Problems »
(1) In the guide to word families, what other names are given for word families?
(2) From the guide to word families, extract the passage starting with "Word families are important" and going on through "combinations and sounds.".
(3) Extend the guide to word families, starting right after its last sentence.

A Simple Guide to Word Families

Word Families
Photo Janelle Cox

Word Families are sometimes referred to as groups, chunks or rimes. A word family has something in common with each other, have it be the prefix, suffix or root word. For example, green, grass, grow all have the "gr" sound in the beginning of the word.


Word families are important because they help young children recognize and analyze word patterns when they are learning to read. When teaching analytic phonics, teachers use word families to help children understand these patterns and that certain words have the same letter combinations and sounds.

Most Common Word Families

According to researchers Wylie and Durrel, there are 37 common word families: ack, ain, ake, ale, all, ame, an, ank, ap, ash, at, ate, aw, ay, eat, ell, est, ice, ick, ide, ight, ill, in, ine, ing, ink, ip, it, ock, oke, op, ore, ot, uck ,ug, ump, unk.

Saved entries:

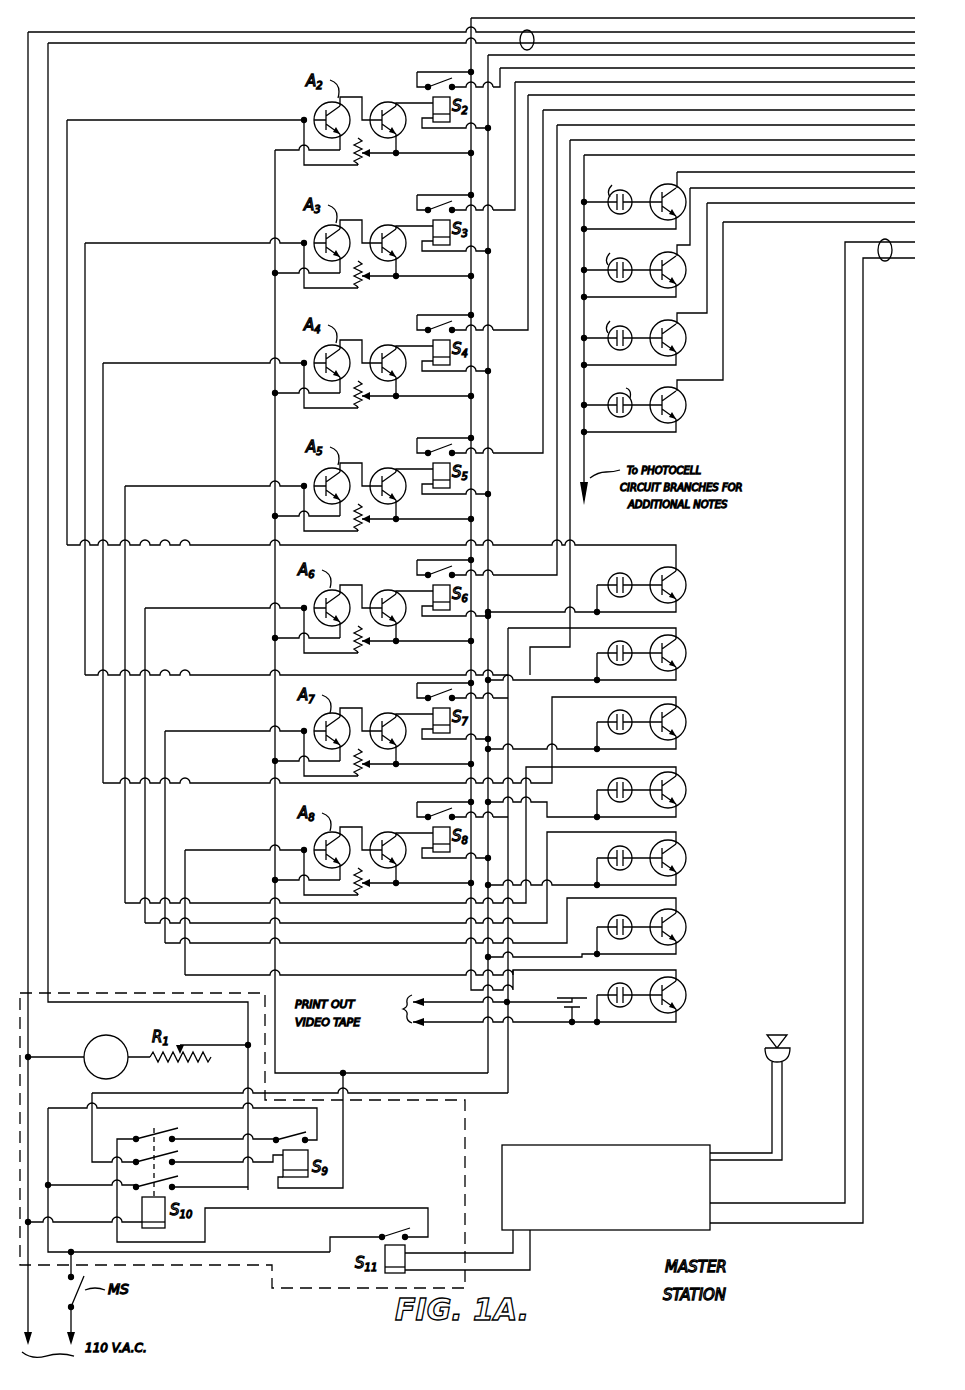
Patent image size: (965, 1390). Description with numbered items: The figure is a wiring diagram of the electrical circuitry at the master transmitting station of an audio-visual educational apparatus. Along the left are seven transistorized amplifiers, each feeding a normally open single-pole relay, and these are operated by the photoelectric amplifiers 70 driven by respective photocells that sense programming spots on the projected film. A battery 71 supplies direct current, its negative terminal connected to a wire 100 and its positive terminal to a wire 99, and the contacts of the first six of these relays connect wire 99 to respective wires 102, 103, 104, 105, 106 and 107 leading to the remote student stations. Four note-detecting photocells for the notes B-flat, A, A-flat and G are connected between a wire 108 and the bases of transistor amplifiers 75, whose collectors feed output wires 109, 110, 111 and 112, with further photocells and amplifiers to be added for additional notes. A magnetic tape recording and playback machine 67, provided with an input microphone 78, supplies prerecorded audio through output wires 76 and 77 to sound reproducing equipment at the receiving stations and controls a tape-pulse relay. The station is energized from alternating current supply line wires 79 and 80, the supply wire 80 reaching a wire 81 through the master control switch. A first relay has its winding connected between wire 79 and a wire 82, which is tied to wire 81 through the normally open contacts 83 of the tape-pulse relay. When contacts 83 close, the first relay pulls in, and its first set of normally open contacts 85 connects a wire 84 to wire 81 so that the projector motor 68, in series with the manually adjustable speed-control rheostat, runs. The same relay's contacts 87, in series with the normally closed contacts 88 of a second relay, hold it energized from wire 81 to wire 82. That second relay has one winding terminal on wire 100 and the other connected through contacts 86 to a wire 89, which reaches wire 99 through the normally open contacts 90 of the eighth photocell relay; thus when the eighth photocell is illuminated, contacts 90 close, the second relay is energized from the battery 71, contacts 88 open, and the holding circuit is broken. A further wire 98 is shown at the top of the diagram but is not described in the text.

The magnetic tape recording and playback machine 67 is at (622, 1125).
The projector motor 68 is at (86, 1039).
The photoelectric amplifiers 70 is at (700, 975).
The battery 71 is at (558, 1003).
The transistor amplifiers 75 is at (688, 352).
The audio output wire 76 is at (822, 820).
The audio output wire 77 is at (866, 790).
The input microphone 78 is at (781, 1026).
The alternating current supply line wire 79 is at (664, 33).
The alternating current supply line wire 80 is at (76, 1320).
The wire 81 is at (54, 1120).
The wire 82 is at (205, 1218).
The normally open contacts 83 is at (384, 1231).
The wire 84 is at (714, 45).
The normally open contacts 85 is at (180, 1184).
The normally open contacts 86 is at (180, 1159).
The normally open contacts 87 is at (180, 1136).
The normally closed contacts 88 is at (302, 1134).
The wire 89 is at (497, 1095).
The normally open contacts 90 is at (424, 816).
The conductor 98 is at (583, 20).
The wire 99 is at (470, 62).
The wire 100 is at (758, 57).
The wire 102 is at (596, 70).
The wire 103 is at (632, 84).
The wire 104 is at (669, 97).
The wire 105 is at (709, 112).
The wire 106 is at (746, 127).
The wire 107 is at (787, 142).
The wire 108 is at (827, 157).
The output wire 109 is at (852, 174).
The output wire 110 is at (862, 190).
The output wire 111 is at (822, 205).
The output wire 112 is at (772, 228).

Results for each task »
(1) Groups, chunks or rimes.

(2)
Word families are important because they help young children recognize and analyze word patterns when they are learning to read. When teaching analytic phonics, teachers use word families to help children understand these patterns and that certain words have the same letter combinations and sounds.

(3)
  • ack: back, hack, pack, rack
  • ain: brain, chain, main, plain
  • ake: awake, bake, cake, fake
  • ale: ale, bale, sale, tale
  • all: all, ball, call, hall
  • ame: blame, came, game, same
  • an: an, ban, can, pan
  • ank: bank, drank, sank, tank
  • ap: cap, map, rap, tap
  • ash: bash, dash, rash, sash
  • at: bat, cat, fat, mat
  • ate: fate, gate, late, rate
  • aw: claw, draw, paw, saw
  • ay: day, hay, may, say
  • eat: beat, feat, meat, seat
  • ell: bell, fell, tell, well
  • est: best, rest, vest, west
  • ice: dice, mice, nice, rice
  • ick: brick, kick, pick, sick
  • ide: bride, hide, ride, side
  • ight: bright, fight, light, night
  • ill: bill, hill, pill, still
  • in: bin, chin, grin, tin
  • ine: dine, fine, mine, vine
  • ing: bring, king, sing, wing
  • ink: drink, link, pink, sink
  • ip: chip, dip, lip, sip
  • it: bit, fit, hit, sit
  • ock: block, clock, rock, sock
  • op: cop, hop, mop, top
  • ore: bore, more, sore, tore
  • ot: got, hot, not, rot
  • uck: buck, duck luck, tuck
  • ug: bug, hug, mug, rug
  • ump: bump, dump, jump, pump
  • unk: bunk, dunk, junk,sunk

Source: Richard E. Wylie and Donald D. Durrell, 1970. "Teaching Vowels Through Phonograms." Elementary English 47, 787-791.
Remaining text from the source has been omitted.